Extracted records
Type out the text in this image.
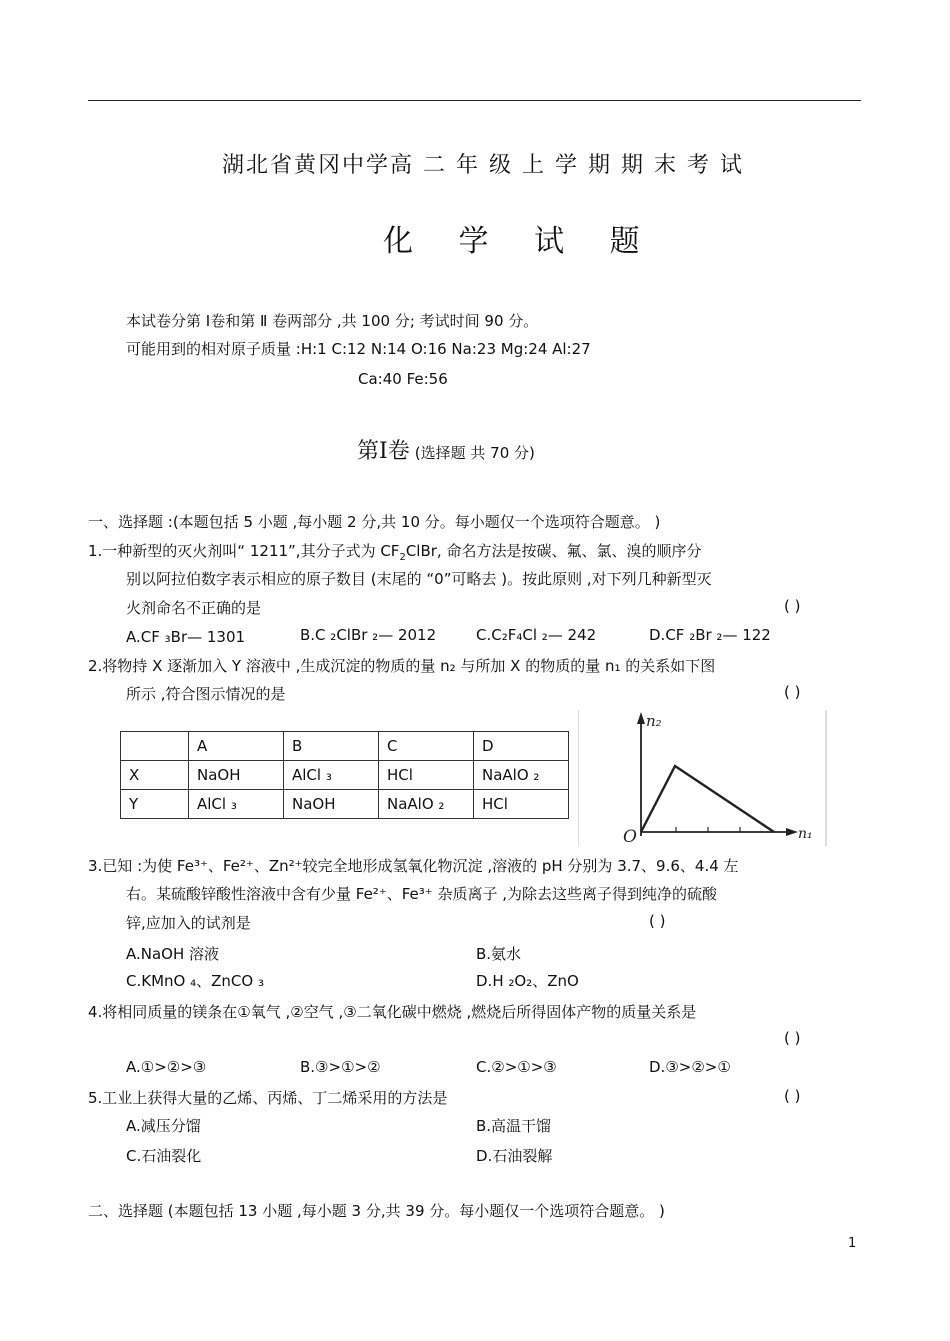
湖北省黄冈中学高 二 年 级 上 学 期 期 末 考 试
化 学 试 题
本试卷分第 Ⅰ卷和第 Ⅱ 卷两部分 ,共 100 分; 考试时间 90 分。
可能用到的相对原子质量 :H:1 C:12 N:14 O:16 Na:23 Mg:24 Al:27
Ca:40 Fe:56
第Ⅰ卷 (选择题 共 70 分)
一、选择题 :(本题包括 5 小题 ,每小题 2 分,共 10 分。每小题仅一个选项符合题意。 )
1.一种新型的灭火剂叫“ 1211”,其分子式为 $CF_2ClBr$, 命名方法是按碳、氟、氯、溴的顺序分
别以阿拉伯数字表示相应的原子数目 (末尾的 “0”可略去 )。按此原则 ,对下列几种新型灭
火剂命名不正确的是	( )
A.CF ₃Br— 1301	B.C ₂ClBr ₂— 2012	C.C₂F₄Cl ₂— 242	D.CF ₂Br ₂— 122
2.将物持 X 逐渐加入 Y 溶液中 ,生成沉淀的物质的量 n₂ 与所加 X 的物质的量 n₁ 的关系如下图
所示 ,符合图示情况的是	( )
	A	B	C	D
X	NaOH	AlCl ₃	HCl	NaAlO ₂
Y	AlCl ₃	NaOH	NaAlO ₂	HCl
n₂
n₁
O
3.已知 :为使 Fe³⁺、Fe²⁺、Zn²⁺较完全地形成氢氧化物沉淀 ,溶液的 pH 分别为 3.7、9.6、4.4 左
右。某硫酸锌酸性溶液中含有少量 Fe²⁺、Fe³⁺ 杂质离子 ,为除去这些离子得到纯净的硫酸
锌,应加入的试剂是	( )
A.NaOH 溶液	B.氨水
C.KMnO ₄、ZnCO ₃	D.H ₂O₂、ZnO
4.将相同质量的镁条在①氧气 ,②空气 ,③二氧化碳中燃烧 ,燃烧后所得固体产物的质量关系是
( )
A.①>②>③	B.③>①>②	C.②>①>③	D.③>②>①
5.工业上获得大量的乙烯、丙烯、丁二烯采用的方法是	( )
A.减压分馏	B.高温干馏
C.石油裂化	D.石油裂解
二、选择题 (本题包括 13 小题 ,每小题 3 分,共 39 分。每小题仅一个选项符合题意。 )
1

PROBLEM TO WORK ON: Search the entries for the word "NaAlO" and gather every line where it appears.

REPLY:
X	NaOH	AlCl ₃	HCl	NaAlO ₂
Y	AlCl ₃	NaOH	NaAlO ₂	HCl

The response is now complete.